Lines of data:
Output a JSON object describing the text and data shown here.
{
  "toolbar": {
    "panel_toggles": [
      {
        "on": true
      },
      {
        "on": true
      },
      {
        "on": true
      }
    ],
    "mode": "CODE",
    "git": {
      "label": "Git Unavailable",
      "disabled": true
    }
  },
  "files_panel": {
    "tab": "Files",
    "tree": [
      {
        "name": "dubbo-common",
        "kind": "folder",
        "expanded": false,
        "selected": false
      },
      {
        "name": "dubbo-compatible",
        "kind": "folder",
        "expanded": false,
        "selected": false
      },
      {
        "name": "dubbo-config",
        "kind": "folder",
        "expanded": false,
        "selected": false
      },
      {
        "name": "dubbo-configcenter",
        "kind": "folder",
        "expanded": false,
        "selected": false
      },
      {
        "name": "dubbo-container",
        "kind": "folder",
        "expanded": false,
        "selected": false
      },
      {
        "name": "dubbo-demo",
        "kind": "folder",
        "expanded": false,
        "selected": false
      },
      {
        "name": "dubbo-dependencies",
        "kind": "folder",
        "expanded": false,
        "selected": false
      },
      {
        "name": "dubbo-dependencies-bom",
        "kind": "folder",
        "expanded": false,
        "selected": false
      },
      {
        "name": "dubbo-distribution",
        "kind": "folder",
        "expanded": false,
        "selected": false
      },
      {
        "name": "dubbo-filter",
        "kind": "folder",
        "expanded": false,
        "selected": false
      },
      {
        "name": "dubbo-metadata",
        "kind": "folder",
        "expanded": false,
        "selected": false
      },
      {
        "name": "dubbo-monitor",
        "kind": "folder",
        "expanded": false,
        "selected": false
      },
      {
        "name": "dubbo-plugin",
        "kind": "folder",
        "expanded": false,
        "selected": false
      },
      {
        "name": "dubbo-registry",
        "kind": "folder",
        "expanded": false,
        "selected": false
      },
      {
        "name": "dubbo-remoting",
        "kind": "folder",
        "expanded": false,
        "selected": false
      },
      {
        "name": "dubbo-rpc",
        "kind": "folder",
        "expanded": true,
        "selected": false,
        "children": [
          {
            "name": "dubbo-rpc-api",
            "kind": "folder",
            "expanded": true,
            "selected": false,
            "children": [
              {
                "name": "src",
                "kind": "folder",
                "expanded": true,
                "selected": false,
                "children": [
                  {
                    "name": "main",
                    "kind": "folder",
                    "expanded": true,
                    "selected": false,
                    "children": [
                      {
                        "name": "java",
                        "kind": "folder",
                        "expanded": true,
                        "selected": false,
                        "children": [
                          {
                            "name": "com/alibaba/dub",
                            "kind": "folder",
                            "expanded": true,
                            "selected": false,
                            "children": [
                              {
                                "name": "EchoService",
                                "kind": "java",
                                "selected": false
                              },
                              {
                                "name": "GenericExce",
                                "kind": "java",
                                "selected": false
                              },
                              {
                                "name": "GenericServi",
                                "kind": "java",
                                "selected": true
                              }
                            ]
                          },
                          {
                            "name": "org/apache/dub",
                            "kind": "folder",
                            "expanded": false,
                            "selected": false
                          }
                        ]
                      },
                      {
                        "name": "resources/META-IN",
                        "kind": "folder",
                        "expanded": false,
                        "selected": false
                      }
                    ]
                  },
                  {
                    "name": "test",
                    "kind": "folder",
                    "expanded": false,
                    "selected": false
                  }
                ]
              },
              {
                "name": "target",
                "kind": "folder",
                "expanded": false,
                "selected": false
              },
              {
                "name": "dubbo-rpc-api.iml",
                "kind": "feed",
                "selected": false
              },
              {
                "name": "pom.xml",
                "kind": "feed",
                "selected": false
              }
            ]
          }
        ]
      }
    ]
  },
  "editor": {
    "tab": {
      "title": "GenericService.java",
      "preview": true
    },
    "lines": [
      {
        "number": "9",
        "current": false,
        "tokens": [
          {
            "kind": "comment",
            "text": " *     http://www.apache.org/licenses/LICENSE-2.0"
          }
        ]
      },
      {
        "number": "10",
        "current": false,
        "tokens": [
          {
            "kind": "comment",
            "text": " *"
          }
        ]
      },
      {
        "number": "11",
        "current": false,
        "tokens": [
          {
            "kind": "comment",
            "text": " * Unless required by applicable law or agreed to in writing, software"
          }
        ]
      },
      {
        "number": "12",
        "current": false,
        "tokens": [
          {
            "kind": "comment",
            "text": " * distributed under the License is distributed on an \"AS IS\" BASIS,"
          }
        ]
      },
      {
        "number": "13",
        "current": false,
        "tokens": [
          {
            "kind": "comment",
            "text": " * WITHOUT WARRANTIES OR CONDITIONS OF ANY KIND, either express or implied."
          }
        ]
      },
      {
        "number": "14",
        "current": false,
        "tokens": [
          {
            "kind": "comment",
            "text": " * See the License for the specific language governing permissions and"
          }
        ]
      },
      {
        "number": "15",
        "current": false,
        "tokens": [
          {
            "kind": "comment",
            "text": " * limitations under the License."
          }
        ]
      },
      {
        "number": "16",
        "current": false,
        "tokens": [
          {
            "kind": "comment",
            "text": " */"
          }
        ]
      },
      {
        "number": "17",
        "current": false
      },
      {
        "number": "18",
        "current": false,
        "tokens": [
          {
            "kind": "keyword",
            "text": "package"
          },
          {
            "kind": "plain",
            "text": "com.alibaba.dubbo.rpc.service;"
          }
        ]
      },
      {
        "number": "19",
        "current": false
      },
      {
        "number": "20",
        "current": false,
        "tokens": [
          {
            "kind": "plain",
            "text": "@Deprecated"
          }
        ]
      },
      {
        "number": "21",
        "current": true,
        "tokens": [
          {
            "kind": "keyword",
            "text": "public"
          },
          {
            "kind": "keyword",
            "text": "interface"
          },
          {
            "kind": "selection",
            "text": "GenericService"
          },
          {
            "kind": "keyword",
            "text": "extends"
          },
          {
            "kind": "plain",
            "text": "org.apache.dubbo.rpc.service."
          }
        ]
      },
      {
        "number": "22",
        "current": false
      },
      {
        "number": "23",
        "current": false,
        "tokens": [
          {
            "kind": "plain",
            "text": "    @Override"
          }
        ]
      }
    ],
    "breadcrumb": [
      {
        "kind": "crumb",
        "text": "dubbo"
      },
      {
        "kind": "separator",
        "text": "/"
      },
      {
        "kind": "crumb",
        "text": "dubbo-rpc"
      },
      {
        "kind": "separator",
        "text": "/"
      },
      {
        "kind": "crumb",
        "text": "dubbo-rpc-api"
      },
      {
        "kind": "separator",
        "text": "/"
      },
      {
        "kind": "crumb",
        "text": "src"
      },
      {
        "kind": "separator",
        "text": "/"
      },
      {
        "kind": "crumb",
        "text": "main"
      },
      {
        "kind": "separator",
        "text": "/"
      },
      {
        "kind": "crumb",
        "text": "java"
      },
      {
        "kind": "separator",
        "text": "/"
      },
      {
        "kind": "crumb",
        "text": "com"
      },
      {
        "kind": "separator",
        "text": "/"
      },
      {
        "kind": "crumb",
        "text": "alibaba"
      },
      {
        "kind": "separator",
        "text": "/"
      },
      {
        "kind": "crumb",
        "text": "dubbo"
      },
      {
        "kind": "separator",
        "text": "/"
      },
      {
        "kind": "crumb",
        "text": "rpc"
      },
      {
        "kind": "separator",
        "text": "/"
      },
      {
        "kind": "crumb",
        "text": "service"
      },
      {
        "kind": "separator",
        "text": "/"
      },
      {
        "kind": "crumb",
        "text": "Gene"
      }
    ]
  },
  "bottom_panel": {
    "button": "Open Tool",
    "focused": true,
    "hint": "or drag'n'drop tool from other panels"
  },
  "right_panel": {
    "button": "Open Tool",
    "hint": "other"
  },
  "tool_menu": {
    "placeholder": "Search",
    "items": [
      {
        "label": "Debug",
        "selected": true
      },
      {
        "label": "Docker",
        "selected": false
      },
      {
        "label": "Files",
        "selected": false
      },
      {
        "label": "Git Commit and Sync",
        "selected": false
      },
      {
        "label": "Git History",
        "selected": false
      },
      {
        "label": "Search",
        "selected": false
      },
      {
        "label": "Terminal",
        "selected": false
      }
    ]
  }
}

WHAT YOU WILL DO: Take every line from the records above that has the word "dependencies" and copy it.

WORKED ANSWER:
        "name": "dubbo-dependencies",
        "name": "dubbo-dependencies-bom",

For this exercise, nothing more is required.